TASK PROMPT |
Extract and reproduce verbatim the lines of the data running from the line containing "button[interactable]: ‹ (94, 603, 198, 637)" through the line containing "staticText: ‹ (127, 612, 132, 628)", inclusive. Include nothing outside that range.

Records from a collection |
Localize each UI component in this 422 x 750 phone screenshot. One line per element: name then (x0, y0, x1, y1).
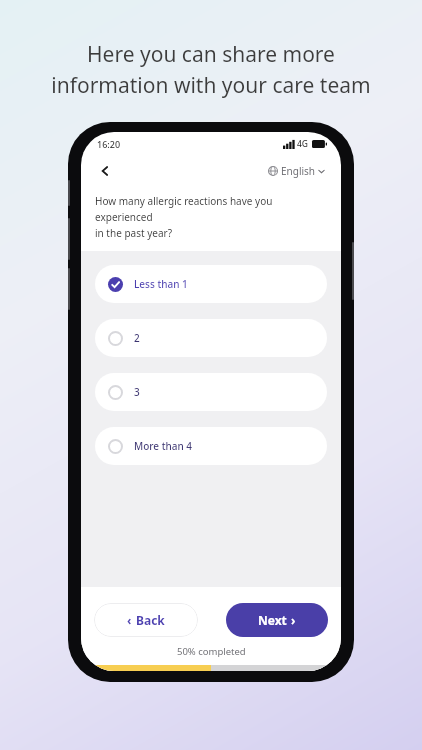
button[interactable]: ‹ (94, 603, 198, 637)
staticText: 3 (134, 385, 140, 399)
staticText: How many allergic reactions have you exp… (95, 194, 329, 239)
staticText: English (281, 164, 316, 178)
button[interactable]: Back (93, 159, 117, 183)
button[interactable]: English (266, 160, 327, 182)
button[interactable]: 2 (95, 319, 327, 357)
staticText: 2 (134, 331, 140, 345)
button[interactable]: Less than 1 (95, 265, 327, 303)
button[interactable]: More than 4 (95, 427, 327, 465)
staticText: Back (136, 612, 165, 628)
staticText: › (291, 612, 296, 628)
staticText: 16:20 (97, 138, 121, 150)
button[interactable]: Next (226, 603, 328, 637)
button[interactable]: 3 (95, 373, 327, 411)
staticText: Next (258, 612, 287, 628)
staticText: 4G (297, 138, 309, 150)
staticText: More than 4 (134, 439, 193, 453)
staticText: 50% completed (177, 645, 246, 658)
staticText: Less than 1 (134, 277, 188, 291)
staticText: ‹ (127, 612, 132, 628)
staticText: Here you can share more information with… (26, 40, 396, 99)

RESPONSE BELOW |
button[interactable]: ‹ (94, 603, 198, 637)
staticText: 3 (134, 385, 140, 399)
staticText: How many allergic reactions have you exp… (95, 194, 329, 239)
staticText: English (281, 164, 316, 178)
button[interactable]: Back (93, 159, 117, 183)
button[interactable]: English (266, 160, 327, 182)
button[interactable]: 2 (95, 319, 327, 357)
staticText: 2 (134, 331, 140, 345)
button[interactable]: Less than 1 (95, 265, 327, 303)
button[interactable]: More than 4 (95, 427, 327, 465)
staticText: Back (136, 612, 165, 628)
staticText: › (291, 612, 296, 628)
staticText: 16:20 (97, 138, 121, 150)
button[interactable]: Next (226, 603, 328, 637)
button[interactable]: 3 (95, 373, 327, 411)
staticText: Next (258, 612, 287, 628)
staticText: 4G (297, 138, 309, 150)
staticText: More than 4 (134, 439, 193, 453)
staticText: 50% completed (177, 645, 246, 658)
staticText: Less than 1 (134, 277, 188, 291)
staticText: ‹ (127, 612, 132, 628)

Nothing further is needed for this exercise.